-- start Provided material --

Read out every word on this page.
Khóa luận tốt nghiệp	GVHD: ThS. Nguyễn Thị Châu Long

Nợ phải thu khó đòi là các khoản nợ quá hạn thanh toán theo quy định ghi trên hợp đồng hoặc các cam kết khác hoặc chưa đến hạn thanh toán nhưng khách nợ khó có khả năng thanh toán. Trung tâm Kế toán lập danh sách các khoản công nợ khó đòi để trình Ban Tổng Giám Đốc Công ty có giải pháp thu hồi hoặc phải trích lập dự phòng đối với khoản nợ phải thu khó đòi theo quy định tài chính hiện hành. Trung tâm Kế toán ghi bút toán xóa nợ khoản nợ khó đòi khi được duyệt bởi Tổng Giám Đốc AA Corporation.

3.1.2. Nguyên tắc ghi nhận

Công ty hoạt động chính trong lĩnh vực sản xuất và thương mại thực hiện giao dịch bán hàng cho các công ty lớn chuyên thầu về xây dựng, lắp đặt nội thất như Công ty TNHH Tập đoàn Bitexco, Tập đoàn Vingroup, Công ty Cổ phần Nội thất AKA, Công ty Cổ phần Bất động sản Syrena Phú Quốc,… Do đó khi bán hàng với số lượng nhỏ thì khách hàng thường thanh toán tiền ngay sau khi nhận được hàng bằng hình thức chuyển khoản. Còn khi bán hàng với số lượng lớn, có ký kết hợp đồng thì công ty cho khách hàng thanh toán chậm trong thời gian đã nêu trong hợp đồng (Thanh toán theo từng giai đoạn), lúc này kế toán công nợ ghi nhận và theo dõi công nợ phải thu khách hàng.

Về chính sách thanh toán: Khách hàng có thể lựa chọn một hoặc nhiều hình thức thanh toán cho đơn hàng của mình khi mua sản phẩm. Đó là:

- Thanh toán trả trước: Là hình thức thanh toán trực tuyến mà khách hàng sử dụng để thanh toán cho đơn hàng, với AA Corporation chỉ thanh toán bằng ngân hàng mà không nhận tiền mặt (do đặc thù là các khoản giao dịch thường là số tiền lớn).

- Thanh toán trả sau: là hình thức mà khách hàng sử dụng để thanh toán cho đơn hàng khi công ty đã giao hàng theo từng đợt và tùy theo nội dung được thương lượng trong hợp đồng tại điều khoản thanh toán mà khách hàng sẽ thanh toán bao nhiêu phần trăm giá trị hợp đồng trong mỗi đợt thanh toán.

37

-- end Provided material --

Every entry must be quoted exactly as it appears above.

Solution =
Read out every word on this page.
Khóa luận tốt nghiệp	GVHD: ThS. Nguyễn Thị Châu Long

Nợ phải thu khó đòi là các khoản nợ quá hạn thanh toán theo quy định ghi trên hợp đồng hoặc các cam kết khác hoặc chưa đến hạn thanh toán nhưng khách nợ khó có khả năng thanh toán. Trung tâm Kế toán lập danh sách các khoản công nợ khó đòi để trình Ban Tổng Giám Đốc Công ty có giải pháp thu hồi hoặc phải trích lập dự phòng đối với khoản nợ phải thu khó đòi theo quy định tài chính hiện hành. Trung tâm Kế toán ghi bút toán xóa nợ khoản nợ khó đòi khi được duyệt bởi Tổng Giám Đốc AA Corporation.

3.1.2. Nguyên tắc ghi nhận

Công ty hoạt động chính trong lĩnh vực sản xuất và thương mại thực hiện giao dịch bán hàng cho các công ty lớn chuyên thầu về xây dựng, lắp đặt nội thất như Công ty TNHH Tập đoàn Bitexco, Tập đoàn Vingroup, Công ty Cổ phần Nội thất AKA, Công ty Cổ phần Bất động sản Syrena Phú Quốc,… Do đó khi bán hàng với số lượng nhỏ thì khách hàng thường thanh toán tiền ngay sau khi nhận được hàng bằng hình thức chuyển khoản. Còn khi bán hàng với số lượng lớn, có ký kết hợp đồng thì công ty cho khách hàng thanh toán chậm trong thời gian đã nêu trong hợp đồng (Thanh toán theo từng giai đoạn), lúc này kế toán công nợ ghi nhận và theo dõi công nợ phải thu khách hàng.

Về chính sách thanh toán: Khách hàng có thể lựa chọn một hoặc nhiều hình thức thanh toán cho đơn hàng của mình khi mua sản phẩm. Đó là:

- Thanh toán trả trước: Là hình thức thanh toán trực tuyến mà khách hàng sử dụng để thanh toán cho đơn hàng, với AA Corporation chỉ thanh toán bằng ngân hàng mà không nhận tiền mặt (do đặc thù là các khoản giao dịch thường là số tiền lớn).

- Thanh toán trả sau: là hình thức mà khách hàng sử dụng để thanh toán cho đơn hàng khi công ty đã giao hàng theo từng đợt và tùy theo nội dung được thương lượng trong hợp đồng tại điều khoản thanh toán mà khách hàng sẽ thanh toán bao nhiêu phần trăm giá trị hợp đồng trong mỗi đợt thanh toán.

37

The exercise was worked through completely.